- [Instructions for the task]
Look for "Norges" in each line of the entries, and return the matching lines.

- [The data]

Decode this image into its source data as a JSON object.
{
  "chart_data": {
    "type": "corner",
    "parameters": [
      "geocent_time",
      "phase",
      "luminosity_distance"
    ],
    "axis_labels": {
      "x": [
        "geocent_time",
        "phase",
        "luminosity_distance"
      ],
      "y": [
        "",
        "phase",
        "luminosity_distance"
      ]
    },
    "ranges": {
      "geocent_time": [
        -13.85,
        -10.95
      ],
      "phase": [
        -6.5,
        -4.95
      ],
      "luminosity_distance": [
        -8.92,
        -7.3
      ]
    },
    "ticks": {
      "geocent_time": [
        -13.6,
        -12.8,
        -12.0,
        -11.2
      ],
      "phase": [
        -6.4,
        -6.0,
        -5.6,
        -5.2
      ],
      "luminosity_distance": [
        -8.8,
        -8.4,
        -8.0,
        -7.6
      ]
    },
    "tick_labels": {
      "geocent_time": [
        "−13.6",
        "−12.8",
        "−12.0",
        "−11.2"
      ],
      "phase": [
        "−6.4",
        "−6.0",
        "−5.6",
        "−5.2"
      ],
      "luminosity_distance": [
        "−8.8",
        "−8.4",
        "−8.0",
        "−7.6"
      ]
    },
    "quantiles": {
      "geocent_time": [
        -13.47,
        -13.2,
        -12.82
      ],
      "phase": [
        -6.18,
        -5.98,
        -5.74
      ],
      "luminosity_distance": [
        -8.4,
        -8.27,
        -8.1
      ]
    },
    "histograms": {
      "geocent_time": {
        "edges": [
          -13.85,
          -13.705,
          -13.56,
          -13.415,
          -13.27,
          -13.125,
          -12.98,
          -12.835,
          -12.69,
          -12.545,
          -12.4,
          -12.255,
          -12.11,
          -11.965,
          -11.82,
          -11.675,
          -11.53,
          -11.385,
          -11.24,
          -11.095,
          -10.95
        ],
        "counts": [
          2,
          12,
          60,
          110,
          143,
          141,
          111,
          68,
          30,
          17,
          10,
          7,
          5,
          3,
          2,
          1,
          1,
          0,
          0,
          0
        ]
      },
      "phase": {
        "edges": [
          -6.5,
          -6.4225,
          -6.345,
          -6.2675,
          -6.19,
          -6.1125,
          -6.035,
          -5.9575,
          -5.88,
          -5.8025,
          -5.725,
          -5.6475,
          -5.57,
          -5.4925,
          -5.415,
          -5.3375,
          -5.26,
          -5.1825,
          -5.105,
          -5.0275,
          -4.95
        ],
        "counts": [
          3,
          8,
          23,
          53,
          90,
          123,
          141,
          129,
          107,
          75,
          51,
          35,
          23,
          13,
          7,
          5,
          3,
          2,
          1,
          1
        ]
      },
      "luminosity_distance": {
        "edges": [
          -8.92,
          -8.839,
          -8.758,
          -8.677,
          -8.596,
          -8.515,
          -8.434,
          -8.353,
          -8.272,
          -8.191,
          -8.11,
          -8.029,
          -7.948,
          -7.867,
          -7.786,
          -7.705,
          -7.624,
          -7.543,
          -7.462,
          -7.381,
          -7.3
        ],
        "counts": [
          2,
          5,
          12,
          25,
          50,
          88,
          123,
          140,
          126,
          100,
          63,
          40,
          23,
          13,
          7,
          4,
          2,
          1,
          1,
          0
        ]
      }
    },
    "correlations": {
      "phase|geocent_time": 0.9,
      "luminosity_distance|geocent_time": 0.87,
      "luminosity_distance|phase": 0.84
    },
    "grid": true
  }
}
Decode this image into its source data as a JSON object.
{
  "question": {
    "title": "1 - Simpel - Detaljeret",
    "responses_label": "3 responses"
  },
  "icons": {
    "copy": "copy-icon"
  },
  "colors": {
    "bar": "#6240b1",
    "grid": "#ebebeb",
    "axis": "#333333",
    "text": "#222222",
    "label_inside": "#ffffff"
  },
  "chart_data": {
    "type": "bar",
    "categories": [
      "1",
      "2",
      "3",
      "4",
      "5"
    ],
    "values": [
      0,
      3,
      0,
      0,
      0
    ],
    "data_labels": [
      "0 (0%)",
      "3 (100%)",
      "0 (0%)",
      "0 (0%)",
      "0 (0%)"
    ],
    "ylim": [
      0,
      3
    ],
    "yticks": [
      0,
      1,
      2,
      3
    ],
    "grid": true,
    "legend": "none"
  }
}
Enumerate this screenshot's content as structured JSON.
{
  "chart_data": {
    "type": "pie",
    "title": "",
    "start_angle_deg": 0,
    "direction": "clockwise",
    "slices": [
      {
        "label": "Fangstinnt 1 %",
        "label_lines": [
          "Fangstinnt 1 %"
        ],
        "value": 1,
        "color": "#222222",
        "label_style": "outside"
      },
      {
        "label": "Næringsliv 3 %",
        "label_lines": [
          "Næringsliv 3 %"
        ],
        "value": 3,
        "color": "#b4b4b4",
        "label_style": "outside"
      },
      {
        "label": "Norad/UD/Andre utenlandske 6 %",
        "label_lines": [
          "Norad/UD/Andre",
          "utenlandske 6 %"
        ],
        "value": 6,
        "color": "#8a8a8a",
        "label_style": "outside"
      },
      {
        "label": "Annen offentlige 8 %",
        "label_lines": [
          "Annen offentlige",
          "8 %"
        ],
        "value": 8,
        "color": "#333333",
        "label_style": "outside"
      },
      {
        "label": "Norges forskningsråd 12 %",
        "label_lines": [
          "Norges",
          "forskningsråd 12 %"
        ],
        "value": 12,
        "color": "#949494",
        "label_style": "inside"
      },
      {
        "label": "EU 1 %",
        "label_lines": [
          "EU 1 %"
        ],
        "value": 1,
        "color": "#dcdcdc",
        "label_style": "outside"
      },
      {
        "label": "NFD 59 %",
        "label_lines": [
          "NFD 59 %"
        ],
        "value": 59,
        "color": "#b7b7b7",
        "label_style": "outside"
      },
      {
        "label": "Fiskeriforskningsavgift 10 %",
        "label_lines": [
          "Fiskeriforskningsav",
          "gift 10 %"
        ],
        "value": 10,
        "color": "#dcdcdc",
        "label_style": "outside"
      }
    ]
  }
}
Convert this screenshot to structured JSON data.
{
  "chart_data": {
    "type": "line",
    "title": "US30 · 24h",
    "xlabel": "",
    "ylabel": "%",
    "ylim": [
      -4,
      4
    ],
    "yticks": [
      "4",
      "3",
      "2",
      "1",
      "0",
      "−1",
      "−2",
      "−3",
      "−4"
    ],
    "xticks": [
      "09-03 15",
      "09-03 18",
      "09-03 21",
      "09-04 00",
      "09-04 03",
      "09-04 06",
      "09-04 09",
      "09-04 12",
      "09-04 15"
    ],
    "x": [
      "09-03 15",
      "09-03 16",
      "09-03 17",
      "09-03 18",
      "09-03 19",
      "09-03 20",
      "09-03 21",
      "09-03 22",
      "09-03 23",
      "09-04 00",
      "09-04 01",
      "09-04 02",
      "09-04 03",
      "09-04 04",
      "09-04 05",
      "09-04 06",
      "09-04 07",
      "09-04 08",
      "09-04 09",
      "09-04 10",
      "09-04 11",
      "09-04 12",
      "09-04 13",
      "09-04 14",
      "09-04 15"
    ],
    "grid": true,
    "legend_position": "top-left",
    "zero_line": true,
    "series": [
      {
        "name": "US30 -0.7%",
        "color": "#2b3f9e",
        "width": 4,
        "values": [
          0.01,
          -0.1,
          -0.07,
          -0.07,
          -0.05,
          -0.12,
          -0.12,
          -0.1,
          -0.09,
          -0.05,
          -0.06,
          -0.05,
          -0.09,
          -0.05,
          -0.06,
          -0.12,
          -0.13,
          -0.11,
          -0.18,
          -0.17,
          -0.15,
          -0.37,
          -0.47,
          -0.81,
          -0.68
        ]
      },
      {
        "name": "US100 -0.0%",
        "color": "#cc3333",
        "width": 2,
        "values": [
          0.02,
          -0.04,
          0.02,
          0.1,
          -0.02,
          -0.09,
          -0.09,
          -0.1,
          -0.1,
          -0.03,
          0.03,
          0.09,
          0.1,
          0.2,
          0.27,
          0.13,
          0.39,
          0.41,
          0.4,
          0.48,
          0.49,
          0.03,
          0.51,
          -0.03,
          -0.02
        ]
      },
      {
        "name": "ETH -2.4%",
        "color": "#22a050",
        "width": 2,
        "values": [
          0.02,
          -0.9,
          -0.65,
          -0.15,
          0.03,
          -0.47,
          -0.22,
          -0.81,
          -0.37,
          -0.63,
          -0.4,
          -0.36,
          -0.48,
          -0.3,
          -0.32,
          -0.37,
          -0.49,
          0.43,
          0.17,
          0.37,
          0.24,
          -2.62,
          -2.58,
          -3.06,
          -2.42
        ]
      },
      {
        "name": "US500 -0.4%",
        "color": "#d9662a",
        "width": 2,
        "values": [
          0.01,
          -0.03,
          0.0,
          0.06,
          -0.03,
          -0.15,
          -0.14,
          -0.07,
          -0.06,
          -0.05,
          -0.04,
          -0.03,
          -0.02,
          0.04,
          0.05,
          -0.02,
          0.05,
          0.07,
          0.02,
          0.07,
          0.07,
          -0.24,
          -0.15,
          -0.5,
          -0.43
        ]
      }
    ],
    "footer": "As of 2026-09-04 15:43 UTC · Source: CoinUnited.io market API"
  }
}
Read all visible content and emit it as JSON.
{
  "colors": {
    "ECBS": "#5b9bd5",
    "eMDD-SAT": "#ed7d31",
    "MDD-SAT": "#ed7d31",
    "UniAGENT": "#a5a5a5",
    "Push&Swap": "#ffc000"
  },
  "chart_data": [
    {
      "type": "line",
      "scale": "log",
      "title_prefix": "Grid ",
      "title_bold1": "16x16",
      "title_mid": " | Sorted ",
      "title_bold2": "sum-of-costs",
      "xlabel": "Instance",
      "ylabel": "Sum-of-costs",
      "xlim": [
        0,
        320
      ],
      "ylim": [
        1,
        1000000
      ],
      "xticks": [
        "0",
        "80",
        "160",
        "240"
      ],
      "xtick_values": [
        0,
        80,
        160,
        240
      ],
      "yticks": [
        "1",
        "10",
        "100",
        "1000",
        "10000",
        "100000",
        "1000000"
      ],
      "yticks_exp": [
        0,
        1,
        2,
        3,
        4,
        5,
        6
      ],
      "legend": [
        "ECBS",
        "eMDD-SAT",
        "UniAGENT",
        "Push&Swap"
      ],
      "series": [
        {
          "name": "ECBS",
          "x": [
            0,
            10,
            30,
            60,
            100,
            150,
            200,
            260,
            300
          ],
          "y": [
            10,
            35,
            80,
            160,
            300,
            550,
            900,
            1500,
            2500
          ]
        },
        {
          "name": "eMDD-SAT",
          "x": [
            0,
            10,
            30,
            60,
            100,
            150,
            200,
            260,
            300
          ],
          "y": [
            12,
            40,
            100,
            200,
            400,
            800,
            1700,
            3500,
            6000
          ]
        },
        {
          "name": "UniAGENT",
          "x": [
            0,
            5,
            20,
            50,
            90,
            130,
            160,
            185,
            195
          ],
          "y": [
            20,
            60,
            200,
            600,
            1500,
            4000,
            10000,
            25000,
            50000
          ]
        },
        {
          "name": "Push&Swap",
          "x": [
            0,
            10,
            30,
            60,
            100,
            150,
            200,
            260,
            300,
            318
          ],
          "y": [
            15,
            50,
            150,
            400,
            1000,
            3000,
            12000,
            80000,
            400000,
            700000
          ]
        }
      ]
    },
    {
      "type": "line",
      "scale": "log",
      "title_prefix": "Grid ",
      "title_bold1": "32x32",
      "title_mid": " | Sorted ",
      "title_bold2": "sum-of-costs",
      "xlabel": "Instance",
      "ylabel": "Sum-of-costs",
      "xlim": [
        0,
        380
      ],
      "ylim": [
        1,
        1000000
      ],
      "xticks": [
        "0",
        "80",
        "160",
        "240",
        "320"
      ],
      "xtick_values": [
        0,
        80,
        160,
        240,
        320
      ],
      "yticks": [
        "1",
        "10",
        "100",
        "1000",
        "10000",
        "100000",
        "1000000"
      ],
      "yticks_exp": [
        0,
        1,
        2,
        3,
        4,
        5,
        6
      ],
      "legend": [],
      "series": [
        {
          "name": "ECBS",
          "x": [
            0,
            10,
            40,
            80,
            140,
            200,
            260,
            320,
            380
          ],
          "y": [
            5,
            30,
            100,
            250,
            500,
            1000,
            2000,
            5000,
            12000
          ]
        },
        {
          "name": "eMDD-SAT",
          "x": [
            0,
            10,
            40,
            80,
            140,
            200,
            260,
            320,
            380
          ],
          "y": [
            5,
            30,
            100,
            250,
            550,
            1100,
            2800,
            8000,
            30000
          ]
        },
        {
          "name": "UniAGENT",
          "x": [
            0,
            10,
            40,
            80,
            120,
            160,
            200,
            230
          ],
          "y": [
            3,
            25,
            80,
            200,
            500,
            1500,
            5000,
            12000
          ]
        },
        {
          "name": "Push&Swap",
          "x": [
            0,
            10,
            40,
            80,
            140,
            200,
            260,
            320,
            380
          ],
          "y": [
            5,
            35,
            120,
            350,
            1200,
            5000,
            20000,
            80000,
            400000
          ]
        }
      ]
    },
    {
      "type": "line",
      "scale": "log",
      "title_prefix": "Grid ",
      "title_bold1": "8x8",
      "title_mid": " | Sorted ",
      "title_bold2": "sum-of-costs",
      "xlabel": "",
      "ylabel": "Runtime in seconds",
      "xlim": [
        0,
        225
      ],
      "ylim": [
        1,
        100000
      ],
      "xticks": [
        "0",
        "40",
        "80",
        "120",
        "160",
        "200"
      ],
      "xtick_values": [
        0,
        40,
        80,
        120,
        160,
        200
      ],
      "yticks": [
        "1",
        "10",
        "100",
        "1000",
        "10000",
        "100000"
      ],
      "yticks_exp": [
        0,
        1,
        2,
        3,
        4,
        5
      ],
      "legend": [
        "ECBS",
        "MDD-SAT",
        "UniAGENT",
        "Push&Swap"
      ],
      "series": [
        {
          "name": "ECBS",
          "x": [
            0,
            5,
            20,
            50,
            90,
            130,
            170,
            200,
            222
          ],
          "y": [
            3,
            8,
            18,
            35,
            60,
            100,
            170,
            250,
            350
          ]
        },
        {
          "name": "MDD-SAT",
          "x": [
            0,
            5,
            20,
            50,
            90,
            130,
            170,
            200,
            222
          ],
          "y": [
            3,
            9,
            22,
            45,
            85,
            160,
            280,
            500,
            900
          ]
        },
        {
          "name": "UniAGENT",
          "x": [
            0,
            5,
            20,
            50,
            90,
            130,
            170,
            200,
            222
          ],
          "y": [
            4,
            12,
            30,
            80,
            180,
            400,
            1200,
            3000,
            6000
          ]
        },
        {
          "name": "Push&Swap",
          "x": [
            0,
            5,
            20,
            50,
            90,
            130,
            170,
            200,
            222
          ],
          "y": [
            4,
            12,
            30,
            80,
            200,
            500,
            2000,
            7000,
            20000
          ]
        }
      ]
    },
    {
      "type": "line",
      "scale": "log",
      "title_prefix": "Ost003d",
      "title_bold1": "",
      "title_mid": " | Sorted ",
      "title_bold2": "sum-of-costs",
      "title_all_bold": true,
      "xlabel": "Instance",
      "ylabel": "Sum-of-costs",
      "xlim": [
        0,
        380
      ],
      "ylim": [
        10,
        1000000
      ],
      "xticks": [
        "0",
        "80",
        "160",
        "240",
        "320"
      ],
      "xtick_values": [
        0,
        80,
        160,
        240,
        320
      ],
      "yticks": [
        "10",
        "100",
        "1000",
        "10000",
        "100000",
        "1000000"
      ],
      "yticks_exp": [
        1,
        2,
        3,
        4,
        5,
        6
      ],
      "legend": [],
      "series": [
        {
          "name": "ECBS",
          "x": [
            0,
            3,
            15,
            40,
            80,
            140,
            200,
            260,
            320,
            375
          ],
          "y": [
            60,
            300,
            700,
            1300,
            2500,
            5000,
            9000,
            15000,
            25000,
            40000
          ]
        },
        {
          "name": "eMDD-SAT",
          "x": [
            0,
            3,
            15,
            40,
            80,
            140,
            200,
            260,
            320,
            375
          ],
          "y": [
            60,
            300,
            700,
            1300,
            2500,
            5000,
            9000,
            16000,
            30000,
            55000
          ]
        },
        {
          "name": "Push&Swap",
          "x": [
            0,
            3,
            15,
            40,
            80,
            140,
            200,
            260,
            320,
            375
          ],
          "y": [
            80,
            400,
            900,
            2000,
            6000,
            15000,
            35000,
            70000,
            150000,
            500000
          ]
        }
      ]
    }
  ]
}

- [Complete answer]
        "label": "Norges forskningsråd 12 %",
          "Norges",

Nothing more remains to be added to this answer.